— START OF Extracted information —

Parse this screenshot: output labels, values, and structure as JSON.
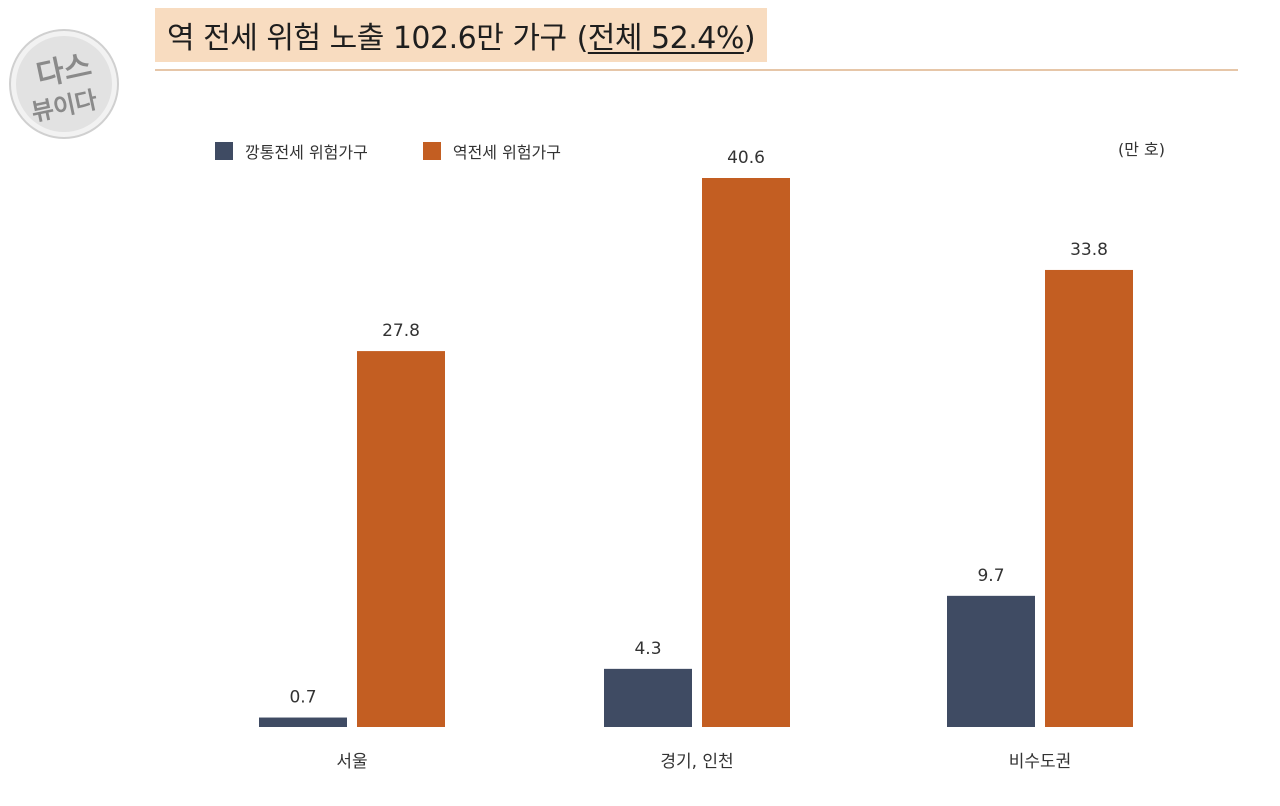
{
  "header": {
    "title_main": "역 전세 위험 노출 102.6만 가구",
    "title_paren_open": "(",
    "title_paren_inner": "전체 52.4%",
    "title_paren_close": ")"
  },
  "logo": {
    "text_top": "다스",
    "text_bottom": "뷰이다"
  },
  "colors": {
    "title_band": "#f8dcc0",
    "divider": "#e6c6a8",
    "series_dark": "#3f4b63",
    "series_orange": "#c35e22"
  },
  "chart_data": {
    "type": "bar",
    "title": "역 전세 위험 노출 102.6만 가구 (전체 52.4%)",
    "unit_label": "(만 호)",
    "categories": [
      "서울",
      "경기, 인천",
      "비수도권"
    ],
    "series": [
      {
        "name": "깡통전세 위험가구",
        "color": "#3f4b63",
        "values": [
          0.7,
          4.3,
          9.7
        ]
      },
      {
        "name": "역전세 위험가구",
        "color": "#c35e22",
        "values": [
          27.8,
          40.6,
          33.8
        ]
      }
    ],
    "value_labels": [
      [
        "0.7",
        "4.3",
        "9.7"
      ],
      [
        "27.8",
        "40.6",
        "33.8"
      ]
    ],
    "ylim": [
      0,
      40.6
    ],
    "grid": false,
    "legend": "top-left"
  }
}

— END OF Extracted information —

# Instructions for the task
Copy out each line exactly, without the pictures.

# Correct response
Parse this screenshot: output labels, values, and structure as JSON.
{
  "header": {
    "title_main": "역 전세 위험 노출 102.6만 가구",
    "title_paren_open": "(",
    "title_paren_inner": "전체 52.4%",
    "title_paren_close": ")"
  },
  "logo": {
    "text_top": "다스",
    "text_bottom": "뷰이다"
  },
  "colors": {
    "title_band": "#f8dcc0",
    "divider": "#e6c6a8",
    "series_dark": "#3f4b63",
    "series_orange": "#c35e22"
  },
  "chart_data": {
    "type": "bar",
    "title": "역 전세 위험 노출 102.6만 가구 (전체 52.4%)",
    "unit_label": "(만 호)",
    "categories": [
      "서울",
      "경기, 인천",
      "비수도권"
    ],
    "series": [
      {
        "name": "깡통전세 위험가구",
        "color": "#3f4b63",
        "values": [
          0.7,
          4.3,
          9.7
        ]
      },
      {
        "name": "역전세 위험가구",
        "color": "#c35e22",
        "values": [
          27.8,
          40.6,
          33.8
        ]
      }
    ],
    "value_labels": [
      [
        "0.7",
        "4.3",
        "9.7"
      ],
      [
        "27.8",
        "40.6",
        "33.8"
      ]
    ],
    "ylim": [
      0,
      40.6
    ],
    "grid": false,
    "legend": "top-left"
  }
}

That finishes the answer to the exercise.